┌──

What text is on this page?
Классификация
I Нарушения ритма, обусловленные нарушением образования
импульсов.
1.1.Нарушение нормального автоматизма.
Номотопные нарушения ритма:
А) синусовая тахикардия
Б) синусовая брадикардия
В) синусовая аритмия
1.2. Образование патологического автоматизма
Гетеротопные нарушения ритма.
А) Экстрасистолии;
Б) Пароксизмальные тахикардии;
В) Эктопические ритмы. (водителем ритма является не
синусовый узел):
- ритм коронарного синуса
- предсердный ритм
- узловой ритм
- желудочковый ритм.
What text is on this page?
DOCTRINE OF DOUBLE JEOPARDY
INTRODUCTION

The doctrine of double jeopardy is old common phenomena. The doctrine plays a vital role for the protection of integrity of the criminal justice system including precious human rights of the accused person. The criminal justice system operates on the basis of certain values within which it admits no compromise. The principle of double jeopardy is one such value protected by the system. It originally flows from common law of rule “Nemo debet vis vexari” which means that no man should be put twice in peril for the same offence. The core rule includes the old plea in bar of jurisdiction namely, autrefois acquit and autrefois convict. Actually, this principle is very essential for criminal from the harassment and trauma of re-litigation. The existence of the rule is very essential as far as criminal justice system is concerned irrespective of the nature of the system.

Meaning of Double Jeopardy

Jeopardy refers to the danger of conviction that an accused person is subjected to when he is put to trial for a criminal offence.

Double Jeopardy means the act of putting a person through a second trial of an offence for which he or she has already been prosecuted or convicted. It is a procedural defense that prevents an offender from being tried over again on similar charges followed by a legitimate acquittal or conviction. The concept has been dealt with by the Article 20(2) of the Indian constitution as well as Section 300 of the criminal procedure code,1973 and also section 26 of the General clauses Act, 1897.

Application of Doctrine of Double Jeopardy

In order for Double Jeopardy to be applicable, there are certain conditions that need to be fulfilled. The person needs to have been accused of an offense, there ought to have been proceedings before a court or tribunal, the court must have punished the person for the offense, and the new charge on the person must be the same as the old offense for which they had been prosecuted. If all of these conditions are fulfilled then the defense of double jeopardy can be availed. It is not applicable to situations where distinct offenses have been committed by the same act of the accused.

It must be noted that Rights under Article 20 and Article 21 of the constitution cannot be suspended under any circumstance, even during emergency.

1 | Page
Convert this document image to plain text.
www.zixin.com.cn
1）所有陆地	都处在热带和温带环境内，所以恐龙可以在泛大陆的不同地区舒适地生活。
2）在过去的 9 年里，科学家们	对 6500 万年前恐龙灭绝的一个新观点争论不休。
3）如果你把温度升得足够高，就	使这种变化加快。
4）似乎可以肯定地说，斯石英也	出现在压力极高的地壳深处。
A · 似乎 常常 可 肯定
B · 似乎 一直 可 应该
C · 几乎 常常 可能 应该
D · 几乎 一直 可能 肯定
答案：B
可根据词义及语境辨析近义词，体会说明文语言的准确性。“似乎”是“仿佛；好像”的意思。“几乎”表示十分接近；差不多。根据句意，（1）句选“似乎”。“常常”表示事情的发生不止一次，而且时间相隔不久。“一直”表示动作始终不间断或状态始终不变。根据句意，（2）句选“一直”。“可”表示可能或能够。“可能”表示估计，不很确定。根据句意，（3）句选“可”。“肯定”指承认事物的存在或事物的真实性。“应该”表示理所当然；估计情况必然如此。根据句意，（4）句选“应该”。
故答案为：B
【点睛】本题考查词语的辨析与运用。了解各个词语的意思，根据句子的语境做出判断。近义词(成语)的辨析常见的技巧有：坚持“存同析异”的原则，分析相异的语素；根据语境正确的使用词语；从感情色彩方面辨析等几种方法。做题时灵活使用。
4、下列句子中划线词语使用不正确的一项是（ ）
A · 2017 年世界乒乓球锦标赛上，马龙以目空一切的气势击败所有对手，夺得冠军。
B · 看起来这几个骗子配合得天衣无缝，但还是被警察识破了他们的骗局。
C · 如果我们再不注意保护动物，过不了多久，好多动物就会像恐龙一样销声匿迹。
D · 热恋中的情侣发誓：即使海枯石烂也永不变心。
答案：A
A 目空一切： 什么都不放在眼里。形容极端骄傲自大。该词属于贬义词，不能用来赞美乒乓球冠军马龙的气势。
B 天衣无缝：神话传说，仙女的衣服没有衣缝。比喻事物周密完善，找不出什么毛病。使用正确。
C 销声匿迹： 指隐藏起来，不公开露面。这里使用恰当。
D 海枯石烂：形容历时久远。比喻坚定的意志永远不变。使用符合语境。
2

└──

■ Your goal
From the first line to the last, retype the data exactly.

■ Solution to the exercise
What text is on this page?
Классификация
I Нарушения ритма, обусловленные нарушением образования
импульсов.
1.1.Нарушение нормального автоматизма.
Номотопные нарушения ритма:
А) синусовая тахикардия
Б) синусовая брадикардия
В) синусовая аритмия
1.2. Образование патологического автоматизма
Гетеротопные нарушения ритма.
А) Экстрасистолии;
Б) Пароксизмальные тахикардии;
В) Эктопические ритмы. (водителем ритма является не
синусовый узел):
- ритм коронарного синуса
- предсердный ритм
- узловой ритм
- желудочковый ритм.
What text is on this page?
DOCTRINE OF DOUBLE JEOPARDY
INTRODUCTION

The doctrine of double jeopardy is old common phenomena. The doctrine plays a vital role for the protection of integrity of the criminal justice system including precious human rights of the accused person. The criminal justice system operates on the basis of certain values within which it admits no compromise. The principle of double jeopardy is one such value protected by the system. It originally flows from common law of rule “Nemo debet vis vexari” which means that no man should be put twice in peril for the same offence. The core rule includes the old plea in bar of jurisdiction namely, autrefois acquit and autrefois convict. Actually, this principle is very essential for criminal from the harassment and trauma of re-litigation. The existence of the rule is very essential as far as criminal justice system is concerned irrespective of the nature of the system.

Meaning of Double Jeopardy

Jeopardy refers to the danger of conviction that an accused person is subjected to when he is put to trial for a criminal offence.

Double Jeopardy means the act of putting a person through a second trial of an offence for which he or she has already been prosecuted or convicted. It is a procedural defense that prevents an offender from being tried over again on similar charges followed by a legitimate acquittal or conviction. The concept has been dealt with by the Article 20(2) of the Indian constitution as well as Section 300 of the criminal procedure code,1973 and also section 26 of the General clauses Act, 1897.

Application of Doctrine of Double Jeopardy

In order for Double Jeopardy to be applicable, there are certain conditions that need to be fulfilled. The person needs to have been accused of an offense, there ought to have been proceedings before a court or tribunal, the court must have punished the person for the offense, and the new charge on the person must be the same as the old offense for which they had been prosecuted. If all of these conditions are fulfilled then the defense of double jeopardy can be availed. It is not applicable to situations where distinct offenses have been committed by the same act of the accused.

It must be noted that Rights under Article 20 and Article 21 of the constitution cannot be suspended under any circumstance, even during emergency.

1 | Page
Convert this document image to plain text.
www.zixin.com.cn
1）所有陆地	都处在热带和温带环境内，所以恐龙可以在泛大陆的不同地区舒适地生活。
2）在过去的 9 年里，科学家们	对 6500 万年前恐龙灭绝的一个新观点争论不休。
3）如果你把温度升得足够高，就	使这种变化加快。
4）似乎可以肯定地说，斯石英也	出现在压力极高的地壳深处。
A · 似乎 常常 可 肯定
B · 似乎 一直 可 应该
C · 几乎 常常 可能 应该
D · 几乎 一直 可能 肯定
答案：B
可根据词义及语境辨析近义词，体会说明文语言的准确性。“似乎”是“仿佛；好像”的意思。“几乎”表示十分接近；差不多。根据句意，（1）句选“似乎”。“常常”表示事情的发生不止一次，而且时间相隔不久。“一直”表示动作始终不间断或状态始终不变。根据句意，（2）句选“一直”。“可”表示可能或能够。“可能”表示估计，不很确定。根据句意，（3）句选“可”。“肯定”指承认事物的存在或事物的真实性。“应该”表示理所当然；估计情况必然如此。根据句意，（4）句选“应该”。
故答案为：B
【点睛】本题考查词语的辨析与运用。了解各个词语的意思，根据句子的语境做出判断。近义词(成语)的辨析常见的技巧有：坚持“存同析异”的原则，分析相异的语素；根据语境正确的使用词语；从感情色彩方面辨析等几种方法。做题时灵活使用。
4、下列句子中划线词语使用不正确的一项是（ ）
A · 2017 年世界乒乓球锦标赛上，马龙以目空一切的气势击败所有对手，夺得冠军。
B · 看起来这几个骗子配合得天衣无缝，但还是被警察识破了他们的骗局。
C · 如果我们再不注意保护动物，过不了多久，好多动物就会像恐龙一样销声匿迹。
D · 热恋中的情侣发誓：即使海枯石烂也永不变心。
答案：A
A 目空一切： 什么都不放在眼里。形容极端骄傲自大。该词属于贬义词，不能用来赞美乒乓球冠军马龙的气势。
B 天衣无缝：神话传说，仙女的衣服没有衣缝。比喻事物周密完善，找不出什么毛病。使用正确。
C 销声匿迹： 指隐藏起来，不公开露面。这里使用恰当。
D 海枯石烂：形容历时久远。比喻坚定的意志永远不变。使用符合语境。
2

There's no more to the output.